# Extracted material
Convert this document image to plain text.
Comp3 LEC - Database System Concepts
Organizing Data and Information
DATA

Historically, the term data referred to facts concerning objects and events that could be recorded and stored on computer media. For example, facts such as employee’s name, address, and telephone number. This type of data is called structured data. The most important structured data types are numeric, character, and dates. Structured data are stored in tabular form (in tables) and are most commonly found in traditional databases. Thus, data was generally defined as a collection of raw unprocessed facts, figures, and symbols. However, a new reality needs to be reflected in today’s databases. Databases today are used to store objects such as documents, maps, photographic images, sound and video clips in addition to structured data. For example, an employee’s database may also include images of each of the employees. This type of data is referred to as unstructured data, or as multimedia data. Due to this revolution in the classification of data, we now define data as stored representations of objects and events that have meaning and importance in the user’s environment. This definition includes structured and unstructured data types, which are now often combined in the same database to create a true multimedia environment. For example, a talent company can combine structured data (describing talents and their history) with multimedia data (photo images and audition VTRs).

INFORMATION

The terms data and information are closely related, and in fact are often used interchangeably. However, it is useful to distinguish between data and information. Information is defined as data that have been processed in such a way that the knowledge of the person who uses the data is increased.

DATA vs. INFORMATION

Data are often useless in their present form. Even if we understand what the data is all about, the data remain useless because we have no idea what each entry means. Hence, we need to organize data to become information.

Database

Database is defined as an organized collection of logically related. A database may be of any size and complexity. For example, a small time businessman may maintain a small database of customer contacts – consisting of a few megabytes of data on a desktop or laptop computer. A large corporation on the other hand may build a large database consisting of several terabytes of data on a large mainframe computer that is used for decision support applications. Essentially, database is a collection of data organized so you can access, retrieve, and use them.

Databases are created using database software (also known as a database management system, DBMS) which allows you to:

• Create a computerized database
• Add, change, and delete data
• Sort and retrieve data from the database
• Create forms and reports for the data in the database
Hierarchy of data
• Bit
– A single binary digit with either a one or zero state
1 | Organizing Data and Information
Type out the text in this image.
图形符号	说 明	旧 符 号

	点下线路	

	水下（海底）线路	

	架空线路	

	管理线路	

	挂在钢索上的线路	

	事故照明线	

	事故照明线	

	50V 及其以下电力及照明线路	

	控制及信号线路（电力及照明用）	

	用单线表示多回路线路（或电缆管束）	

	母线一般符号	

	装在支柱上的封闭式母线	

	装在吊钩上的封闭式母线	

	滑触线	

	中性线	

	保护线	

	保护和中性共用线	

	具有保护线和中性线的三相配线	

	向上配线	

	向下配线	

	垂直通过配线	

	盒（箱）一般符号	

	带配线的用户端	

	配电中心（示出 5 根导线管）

# Problem
Exactly reproduce the lines from the one containing "Type out the text in this image." through the end of the records, and only those lines.

# Solution for this problem
Type out the text in this image.
图形符号	说 明	旧 符 号

	点下线路	

	水下（海底）线路	

	架空线路	

	管理线路	

	挂在钢索上的线路	

	事故照明线	

	事故照明线	

	50V 及其以下电力及照明线路	

	控制及信号线路（电力及照明用）	

	用单线表示多回路线路（或电缆管束）	

	母线一般符号	

	装在支柱上的封闭式母线	

	装在吊钩上的封闭式母线	

	滑触线	

	中性线	

	保护线	

	保护和中性共用线	

	具有保护线和中性线的三相配线	

	向上配线	

	向下配线	

	垂直通过配线	

	盒（箱）一般符号	

	带配线的用户端	

	配电中心（示出 5 根导线管）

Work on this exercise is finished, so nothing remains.